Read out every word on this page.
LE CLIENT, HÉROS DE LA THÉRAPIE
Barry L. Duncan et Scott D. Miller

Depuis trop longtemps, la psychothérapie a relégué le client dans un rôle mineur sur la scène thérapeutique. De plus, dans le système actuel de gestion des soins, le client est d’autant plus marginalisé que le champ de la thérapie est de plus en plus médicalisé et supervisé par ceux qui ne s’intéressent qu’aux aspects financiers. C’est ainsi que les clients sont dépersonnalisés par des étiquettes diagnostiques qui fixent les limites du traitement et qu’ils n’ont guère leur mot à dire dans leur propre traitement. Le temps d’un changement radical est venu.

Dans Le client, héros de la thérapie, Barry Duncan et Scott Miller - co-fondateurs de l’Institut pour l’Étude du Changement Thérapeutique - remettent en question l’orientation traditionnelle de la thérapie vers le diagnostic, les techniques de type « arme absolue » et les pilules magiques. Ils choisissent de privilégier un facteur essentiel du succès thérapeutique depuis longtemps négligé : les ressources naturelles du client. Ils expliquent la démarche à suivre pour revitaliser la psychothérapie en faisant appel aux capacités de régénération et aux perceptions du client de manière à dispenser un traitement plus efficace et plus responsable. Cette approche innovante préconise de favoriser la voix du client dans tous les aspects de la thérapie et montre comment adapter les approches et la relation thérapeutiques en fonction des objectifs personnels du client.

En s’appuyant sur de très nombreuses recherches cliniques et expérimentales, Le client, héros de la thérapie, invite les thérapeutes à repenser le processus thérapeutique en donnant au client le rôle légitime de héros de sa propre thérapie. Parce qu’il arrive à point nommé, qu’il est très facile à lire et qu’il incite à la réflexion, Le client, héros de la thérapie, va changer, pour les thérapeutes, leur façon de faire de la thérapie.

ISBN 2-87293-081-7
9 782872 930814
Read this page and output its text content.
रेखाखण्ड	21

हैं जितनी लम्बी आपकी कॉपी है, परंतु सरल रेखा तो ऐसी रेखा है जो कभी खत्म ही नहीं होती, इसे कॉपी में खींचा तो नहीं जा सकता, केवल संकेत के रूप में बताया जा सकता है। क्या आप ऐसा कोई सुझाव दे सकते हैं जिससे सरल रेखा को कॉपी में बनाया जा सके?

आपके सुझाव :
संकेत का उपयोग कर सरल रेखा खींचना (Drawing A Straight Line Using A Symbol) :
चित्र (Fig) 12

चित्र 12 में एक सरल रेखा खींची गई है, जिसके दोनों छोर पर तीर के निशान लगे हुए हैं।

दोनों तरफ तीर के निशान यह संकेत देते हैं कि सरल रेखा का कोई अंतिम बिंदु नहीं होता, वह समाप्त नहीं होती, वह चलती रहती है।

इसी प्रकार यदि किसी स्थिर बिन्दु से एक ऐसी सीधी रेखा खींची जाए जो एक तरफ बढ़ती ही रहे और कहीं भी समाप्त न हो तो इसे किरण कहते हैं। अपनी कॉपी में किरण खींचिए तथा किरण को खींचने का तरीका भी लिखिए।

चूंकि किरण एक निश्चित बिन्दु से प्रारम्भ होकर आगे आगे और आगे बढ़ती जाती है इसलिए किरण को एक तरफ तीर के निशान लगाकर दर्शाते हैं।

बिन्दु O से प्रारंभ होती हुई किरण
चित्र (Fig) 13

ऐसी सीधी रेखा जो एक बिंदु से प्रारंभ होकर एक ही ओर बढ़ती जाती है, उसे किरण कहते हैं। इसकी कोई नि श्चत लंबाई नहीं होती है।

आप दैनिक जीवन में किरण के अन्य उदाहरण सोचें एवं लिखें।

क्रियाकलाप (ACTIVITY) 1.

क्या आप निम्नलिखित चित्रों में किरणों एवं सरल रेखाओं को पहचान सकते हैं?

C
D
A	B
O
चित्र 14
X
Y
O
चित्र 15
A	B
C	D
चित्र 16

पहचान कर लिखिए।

Task instructions >> Print again the material above, limited to the lines from the one holding "Read this page and output its text content." through the last, inclusive.

Written answer >>
Read this page and output its text content.
रेखाखण्ड	21

हैं जितनी लम्बी आपकी कॉपी है, परंतु सरल रेखा तो ऐसी रेखा है जो कभी खत्म ही नहीं होती, इसे कॉपी में खींचा तो नहीं जा सकता, केवल संकेत के रूप में बताया जा सकता है। क्या आप ऐसा कोई सुझाव दे सकते हैं जिससे सरल रेखा को कॉपी में बनाया जा सके?

आपके सुझाव :
संकेत का उपयोग कर सरल रेखा खींचना (Drawing A Straight Line Using A Symbol) :
चित्र (Fig) 12

चित्र 12 में एक सरल रेखा खींची गई है, जिसके दोनों छोर पर तीर के निशान लगे हुए हैं।

दोनों तरफ तीर के निशान यह संकेत देते हैं कि सरल रेखा का कोई अंतिम बिंदु नहीं होता, वह समाप्त नहीं होती, वह चलती रहती है।

इसी प्रकार यदि किसी स्थिर बिन्दु से एक ऐसी सीधी रेखा खींची जाए जो एक तरफ बढ़ती ही रहे और कहीं भी समाप्त न हो तो इसे किरण कहते हैं। अपनी कॉपी में किरण खींचिए तथा किरण को खींचने का तरीका भी लिखिए।

चूंकि किरण एक निश्चित बिन्दु से प्रारम्भ होकर आगे आगे और आगे बढ़ती जाती है इसलिए किरण को एक तरफ तीर के निशान लगाकर दर्शाते हैं।

बिन्दु O से प्रारंभ होती हुई किरण
चित्र (Fig) 13

ऐसी सीधी रेखा जो एक बिंदु से प्रारंभ होकर एक ही ओर बढ़ती जाती है, उसे किरण कहते हैं। इसकी कोई नि श्चत लंबाई नहीं होती है।

आप दैनिक जीवन में किरण के अन्य उदाहरण सोचें एवं लिखें।

क्रियाकलाप (ACTIVITY) 1.

क्या आप निम्नलिखित चित्रों में किरणों एवं सरल रेखाओं को पहचान सकते हैं?

C
D
A	B
O
चित्र 14
X
Y
O
चित्र 15
A	B
C	D
चित्र 16

पहचान कर लिखिए।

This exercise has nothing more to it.